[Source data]
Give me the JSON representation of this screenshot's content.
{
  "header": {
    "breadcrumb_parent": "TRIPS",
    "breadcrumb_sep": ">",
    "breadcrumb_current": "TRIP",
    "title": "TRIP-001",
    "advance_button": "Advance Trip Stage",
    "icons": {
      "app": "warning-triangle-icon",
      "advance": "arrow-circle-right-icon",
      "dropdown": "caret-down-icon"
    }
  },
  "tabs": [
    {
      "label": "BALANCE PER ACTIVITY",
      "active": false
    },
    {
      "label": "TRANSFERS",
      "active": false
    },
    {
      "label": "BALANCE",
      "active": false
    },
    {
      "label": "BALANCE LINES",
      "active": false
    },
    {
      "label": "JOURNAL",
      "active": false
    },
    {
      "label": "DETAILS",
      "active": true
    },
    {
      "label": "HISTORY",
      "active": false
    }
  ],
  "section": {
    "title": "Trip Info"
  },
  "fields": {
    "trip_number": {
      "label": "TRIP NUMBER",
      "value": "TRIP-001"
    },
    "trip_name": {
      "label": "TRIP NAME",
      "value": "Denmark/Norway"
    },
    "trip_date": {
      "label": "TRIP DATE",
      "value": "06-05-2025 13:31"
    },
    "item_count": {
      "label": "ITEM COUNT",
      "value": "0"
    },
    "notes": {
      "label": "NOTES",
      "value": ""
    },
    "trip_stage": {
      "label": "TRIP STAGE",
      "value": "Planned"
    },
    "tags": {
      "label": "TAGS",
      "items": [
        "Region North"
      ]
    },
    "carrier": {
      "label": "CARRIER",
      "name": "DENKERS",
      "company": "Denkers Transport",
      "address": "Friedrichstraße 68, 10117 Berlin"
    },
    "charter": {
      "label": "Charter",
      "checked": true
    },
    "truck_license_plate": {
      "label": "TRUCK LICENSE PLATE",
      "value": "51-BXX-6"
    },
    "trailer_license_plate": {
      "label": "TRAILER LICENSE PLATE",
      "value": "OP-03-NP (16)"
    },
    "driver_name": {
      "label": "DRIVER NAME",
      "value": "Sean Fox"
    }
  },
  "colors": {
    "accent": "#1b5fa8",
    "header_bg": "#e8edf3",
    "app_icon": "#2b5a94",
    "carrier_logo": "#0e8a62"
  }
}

* **What you are asked to do**: Each line of the listing should be echoed back exactly.

* **Result of the task**:
Give me the JSON representation of this screenshot's content.
{
  "header": {
    "breadcrumb_parent": "TRIPS",
    "breadcrumb_sep": ">",
    "breadcrumb_current": "TRIP",
    "title": "TRIP-001",
    "advance_button": "Advance Trip Stage",
    "icons": {
      "app": "warning-triangle-icon",
      "advance": "arrow-circle-right-icon",
      "dropdown": "caret-down-icon"
    }
  },
  "tabs": [
    {
      "label": "BALANCE PER ACTIVITY",
      "active": false
    },
    {
      "label": "TRANSFERS",
      "active": false
    },
    {
      "label": "BALANCE",
      "active": false
    },
    {
      "label": "BALANCE LINES",
      "active": false
    },
    {
      "label": "JOURNAL",
      "active": false
    },
    {
      "label": "DETAILS",
      "active": true
    },
    {
      "label": "HISTORY",
      "active": false
    }
  ],
  "section": {
    "title": "Trip Info"
  },
  "fields": {
    "trip_number": {
      "label": "TRIP NUMBER",
      "value": "TRIP-001"
    },
    "trip_name": {
      "label": "TRIP NAME",
      "value": "Denmark/Norway"
    },
    "trip_date": {
      "label": "TRIP DATE",
      "value": "06-05-2025 13:31"
    },
    "item_count": {
      "label": "ITEM COUNT",
      "value": "0"
    },
    "notes": {
      "label": "NOTES",
      "value": ""
    },
    "trip_stage": {
      "label": "TRIP STAGE",
      "value": "Planned"
    },
    "tags": {
      "label": "TAGS",
      "items": [
        "Region North"
      ]
    },
    "carrier": {
      "label": "CARRIER",
      "name": "DENKERS",
      "company": "Denkers Transport",
      "address": "Friedrichstraße 68, 10117 Berlin"
    },
    "charter": {
      "label": "Charter",
      "checked": true
    },
    "truck_license_plate": {
      "label": "TRUCK LICENSE PLATE",
      "value": "51-BXX-6"
    },
    "trailer_license_plate": {
      "label": "TRAILER LICENSE PLATE",
      "value": "OP-03-NP (16)"
    },
    "driver_name": {
      "label": "DRIVER NAME",
      "value": "Sean Fox"
    }
  },
  "colors": {
    "accent": "#1b5fa8",
    "header_bg": "#e8edf3",
    "app_icon": "#2b5a94",
    "carrier_logo": "#0e8a62"
  }
}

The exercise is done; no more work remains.